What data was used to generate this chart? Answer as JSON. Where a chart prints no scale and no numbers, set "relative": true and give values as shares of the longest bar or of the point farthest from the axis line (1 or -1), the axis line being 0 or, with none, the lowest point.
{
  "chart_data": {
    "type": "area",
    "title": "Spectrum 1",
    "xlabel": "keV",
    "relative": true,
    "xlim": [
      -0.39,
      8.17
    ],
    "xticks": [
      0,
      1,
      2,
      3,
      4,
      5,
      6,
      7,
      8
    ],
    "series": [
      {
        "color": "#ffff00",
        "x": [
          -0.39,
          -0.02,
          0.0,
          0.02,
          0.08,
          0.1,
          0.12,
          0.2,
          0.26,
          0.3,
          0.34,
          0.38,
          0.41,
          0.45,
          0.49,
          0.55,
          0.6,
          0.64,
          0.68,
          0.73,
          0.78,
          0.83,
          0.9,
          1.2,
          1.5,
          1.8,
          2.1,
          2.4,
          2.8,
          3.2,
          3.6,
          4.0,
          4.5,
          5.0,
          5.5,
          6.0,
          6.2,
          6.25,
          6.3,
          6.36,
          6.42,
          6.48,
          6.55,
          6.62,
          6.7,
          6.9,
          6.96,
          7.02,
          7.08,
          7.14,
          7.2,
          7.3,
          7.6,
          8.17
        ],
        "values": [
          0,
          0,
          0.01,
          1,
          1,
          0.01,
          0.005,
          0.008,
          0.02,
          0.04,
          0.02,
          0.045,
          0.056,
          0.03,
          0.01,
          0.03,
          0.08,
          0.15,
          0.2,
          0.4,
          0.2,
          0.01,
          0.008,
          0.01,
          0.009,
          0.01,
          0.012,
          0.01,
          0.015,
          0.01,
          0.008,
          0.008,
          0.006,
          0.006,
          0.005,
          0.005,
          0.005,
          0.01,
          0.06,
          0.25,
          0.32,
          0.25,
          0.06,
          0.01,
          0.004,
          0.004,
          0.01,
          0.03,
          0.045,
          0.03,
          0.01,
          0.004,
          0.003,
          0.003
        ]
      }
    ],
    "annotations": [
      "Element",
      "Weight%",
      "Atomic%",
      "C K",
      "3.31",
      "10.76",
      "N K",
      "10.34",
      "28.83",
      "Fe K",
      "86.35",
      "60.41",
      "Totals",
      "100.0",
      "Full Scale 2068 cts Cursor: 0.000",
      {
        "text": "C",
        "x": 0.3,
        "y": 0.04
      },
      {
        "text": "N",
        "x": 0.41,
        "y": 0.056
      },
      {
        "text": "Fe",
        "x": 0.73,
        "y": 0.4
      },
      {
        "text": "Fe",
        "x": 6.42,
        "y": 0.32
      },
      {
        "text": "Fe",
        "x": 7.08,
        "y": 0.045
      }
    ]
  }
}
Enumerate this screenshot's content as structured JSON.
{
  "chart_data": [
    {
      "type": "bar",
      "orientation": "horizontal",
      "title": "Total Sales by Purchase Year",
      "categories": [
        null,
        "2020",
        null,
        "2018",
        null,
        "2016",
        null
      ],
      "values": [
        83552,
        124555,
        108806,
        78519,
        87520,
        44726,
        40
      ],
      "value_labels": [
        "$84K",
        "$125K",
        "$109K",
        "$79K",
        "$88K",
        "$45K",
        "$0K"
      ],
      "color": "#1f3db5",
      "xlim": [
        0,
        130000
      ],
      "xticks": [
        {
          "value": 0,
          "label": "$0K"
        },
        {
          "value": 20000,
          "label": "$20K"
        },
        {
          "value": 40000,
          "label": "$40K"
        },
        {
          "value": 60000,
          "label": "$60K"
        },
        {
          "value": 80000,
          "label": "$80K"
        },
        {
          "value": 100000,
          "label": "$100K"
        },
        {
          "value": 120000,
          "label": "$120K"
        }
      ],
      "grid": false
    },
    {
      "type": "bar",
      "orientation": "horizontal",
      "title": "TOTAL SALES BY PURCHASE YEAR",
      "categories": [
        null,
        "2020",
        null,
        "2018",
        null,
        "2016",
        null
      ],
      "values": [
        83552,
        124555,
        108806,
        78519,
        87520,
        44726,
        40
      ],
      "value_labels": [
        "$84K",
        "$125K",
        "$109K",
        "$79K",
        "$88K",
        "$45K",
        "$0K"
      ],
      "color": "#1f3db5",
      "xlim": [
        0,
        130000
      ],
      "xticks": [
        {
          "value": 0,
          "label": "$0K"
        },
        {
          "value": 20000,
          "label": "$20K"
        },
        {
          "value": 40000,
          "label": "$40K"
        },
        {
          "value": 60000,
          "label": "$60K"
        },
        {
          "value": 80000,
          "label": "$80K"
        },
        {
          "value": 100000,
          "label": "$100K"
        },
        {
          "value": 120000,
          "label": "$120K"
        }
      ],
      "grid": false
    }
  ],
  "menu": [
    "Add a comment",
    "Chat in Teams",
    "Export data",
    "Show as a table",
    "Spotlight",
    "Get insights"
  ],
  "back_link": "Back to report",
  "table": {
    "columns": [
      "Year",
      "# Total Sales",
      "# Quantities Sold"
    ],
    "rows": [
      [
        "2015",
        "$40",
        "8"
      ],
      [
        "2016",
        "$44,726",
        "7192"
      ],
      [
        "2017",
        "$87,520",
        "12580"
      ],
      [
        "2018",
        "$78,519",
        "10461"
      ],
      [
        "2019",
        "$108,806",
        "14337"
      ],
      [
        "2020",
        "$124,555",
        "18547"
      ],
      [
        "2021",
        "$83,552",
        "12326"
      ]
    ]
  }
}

::::::

→ **Exercise instructions**: Using the material above, report each line where "JSON" occurs.

→ **Problem solution**:
What data was used to generate this chart? Answer as JSON. Where a chart prints no scale and no numbers, set "relative": true and give values as shares of the longest bar or of the point farthest from the axis line (1 or -1), the axis line being 0 or, with none, the lowest point.
Enumerate this screenshot's content as structured JSON.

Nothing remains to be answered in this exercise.